» **Records shown**:
================================
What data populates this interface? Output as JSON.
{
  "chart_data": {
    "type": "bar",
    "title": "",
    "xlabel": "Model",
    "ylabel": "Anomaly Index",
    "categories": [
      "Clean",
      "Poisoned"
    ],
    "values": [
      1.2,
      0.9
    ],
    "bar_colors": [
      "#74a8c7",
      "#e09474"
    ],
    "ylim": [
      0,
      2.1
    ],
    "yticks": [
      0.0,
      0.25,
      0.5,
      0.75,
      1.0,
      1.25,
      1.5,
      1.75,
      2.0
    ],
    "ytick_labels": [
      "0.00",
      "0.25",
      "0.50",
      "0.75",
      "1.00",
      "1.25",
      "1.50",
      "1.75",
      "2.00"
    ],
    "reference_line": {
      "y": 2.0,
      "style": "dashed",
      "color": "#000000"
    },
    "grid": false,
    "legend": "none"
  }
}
================================
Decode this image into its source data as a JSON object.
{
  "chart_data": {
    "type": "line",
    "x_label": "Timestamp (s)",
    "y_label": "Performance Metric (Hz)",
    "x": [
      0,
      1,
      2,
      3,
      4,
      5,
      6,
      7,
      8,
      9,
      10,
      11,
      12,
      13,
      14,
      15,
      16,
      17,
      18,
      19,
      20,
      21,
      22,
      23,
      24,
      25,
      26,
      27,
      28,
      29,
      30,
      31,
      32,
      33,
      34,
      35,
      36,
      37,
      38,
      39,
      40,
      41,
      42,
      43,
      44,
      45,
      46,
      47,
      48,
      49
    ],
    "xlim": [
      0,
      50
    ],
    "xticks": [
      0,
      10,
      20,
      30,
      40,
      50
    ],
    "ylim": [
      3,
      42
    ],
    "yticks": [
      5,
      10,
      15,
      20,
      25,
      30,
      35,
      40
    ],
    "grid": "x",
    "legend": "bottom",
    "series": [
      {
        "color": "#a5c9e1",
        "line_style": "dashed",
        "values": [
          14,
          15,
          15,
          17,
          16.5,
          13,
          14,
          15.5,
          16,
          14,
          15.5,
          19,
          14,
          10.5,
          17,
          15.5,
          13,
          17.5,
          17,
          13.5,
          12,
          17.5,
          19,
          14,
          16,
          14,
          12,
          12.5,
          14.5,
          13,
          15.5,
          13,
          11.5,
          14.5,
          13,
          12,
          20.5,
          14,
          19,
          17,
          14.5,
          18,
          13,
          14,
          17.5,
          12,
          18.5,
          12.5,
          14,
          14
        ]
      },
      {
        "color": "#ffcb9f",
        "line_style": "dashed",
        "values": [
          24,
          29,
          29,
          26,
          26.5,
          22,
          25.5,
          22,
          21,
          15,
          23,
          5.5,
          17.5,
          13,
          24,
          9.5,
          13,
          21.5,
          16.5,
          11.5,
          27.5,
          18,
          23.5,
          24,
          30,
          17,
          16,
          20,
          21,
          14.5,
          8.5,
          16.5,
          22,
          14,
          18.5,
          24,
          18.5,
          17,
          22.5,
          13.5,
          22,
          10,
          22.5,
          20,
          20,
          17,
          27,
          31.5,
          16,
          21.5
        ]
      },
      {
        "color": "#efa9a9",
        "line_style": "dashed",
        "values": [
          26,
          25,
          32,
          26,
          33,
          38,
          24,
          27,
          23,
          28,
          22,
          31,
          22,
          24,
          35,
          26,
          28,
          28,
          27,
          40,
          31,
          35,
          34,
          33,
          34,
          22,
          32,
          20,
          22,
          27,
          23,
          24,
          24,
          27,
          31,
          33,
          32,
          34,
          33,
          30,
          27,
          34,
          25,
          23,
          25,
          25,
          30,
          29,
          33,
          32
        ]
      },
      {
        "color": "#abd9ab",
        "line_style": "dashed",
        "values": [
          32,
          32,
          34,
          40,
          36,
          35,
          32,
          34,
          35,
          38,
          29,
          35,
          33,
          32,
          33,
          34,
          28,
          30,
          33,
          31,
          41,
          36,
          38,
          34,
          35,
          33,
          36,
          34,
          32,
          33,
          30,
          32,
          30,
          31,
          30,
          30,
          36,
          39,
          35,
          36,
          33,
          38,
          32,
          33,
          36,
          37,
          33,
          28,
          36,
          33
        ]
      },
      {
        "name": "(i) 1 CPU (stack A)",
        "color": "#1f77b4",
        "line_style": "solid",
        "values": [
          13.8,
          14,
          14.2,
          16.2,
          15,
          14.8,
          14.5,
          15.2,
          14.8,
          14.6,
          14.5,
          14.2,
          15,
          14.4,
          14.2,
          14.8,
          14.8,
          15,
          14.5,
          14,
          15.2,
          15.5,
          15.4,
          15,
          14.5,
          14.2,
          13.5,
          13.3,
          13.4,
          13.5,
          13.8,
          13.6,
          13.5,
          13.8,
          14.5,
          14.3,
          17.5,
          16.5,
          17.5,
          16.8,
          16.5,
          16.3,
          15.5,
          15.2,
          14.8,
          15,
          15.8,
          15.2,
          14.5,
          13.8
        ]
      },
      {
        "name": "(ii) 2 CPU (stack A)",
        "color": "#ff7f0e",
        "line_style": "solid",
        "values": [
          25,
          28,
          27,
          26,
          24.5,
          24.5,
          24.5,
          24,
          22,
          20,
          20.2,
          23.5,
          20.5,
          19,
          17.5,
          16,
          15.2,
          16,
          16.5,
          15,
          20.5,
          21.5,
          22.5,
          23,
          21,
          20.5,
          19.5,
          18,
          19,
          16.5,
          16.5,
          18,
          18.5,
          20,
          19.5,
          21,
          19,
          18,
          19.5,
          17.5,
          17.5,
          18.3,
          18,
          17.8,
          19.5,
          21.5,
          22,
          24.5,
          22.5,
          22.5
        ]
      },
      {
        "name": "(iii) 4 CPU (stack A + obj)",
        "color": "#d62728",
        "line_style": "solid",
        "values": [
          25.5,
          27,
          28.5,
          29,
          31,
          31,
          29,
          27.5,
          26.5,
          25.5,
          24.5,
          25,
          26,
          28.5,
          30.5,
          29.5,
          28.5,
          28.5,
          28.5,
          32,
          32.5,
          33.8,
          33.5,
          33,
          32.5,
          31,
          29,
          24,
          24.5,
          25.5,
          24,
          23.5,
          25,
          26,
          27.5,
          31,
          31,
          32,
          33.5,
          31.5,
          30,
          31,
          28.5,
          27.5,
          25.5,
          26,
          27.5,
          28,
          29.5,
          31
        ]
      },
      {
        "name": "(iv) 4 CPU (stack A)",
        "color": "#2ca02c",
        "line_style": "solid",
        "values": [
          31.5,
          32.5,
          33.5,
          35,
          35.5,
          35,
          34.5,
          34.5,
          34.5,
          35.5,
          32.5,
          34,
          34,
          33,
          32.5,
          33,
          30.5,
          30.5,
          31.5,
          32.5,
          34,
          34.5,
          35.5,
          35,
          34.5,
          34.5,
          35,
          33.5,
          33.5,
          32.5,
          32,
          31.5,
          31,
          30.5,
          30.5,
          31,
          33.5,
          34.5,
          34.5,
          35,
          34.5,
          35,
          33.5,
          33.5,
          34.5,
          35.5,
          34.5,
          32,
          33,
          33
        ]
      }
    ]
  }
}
================================
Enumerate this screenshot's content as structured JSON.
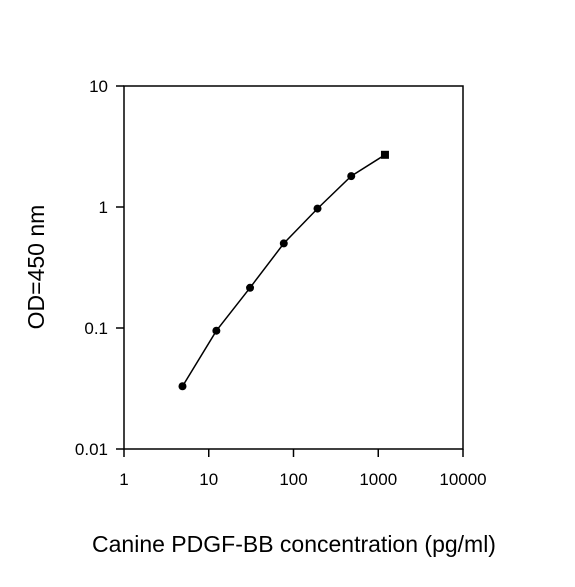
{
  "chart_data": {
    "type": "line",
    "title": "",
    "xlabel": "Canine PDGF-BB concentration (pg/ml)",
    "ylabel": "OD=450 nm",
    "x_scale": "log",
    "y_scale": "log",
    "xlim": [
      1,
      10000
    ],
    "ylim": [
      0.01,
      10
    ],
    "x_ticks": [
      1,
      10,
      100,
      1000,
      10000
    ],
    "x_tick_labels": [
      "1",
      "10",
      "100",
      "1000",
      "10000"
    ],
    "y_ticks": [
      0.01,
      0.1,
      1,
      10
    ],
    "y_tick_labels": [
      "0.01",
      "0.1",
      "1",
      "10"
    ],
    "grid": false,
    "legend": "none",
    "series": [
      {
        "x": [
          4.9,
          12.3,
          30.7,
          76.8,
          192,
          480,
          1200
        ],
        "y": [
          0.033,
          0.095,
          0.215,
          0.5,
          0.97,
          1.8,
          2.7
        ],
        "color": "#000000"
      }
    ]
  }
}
================================
» **Short problem**:
Of the lines in the data, how many hold the string "legend"? State the number, nothing else.

» **Reply to the task**:
3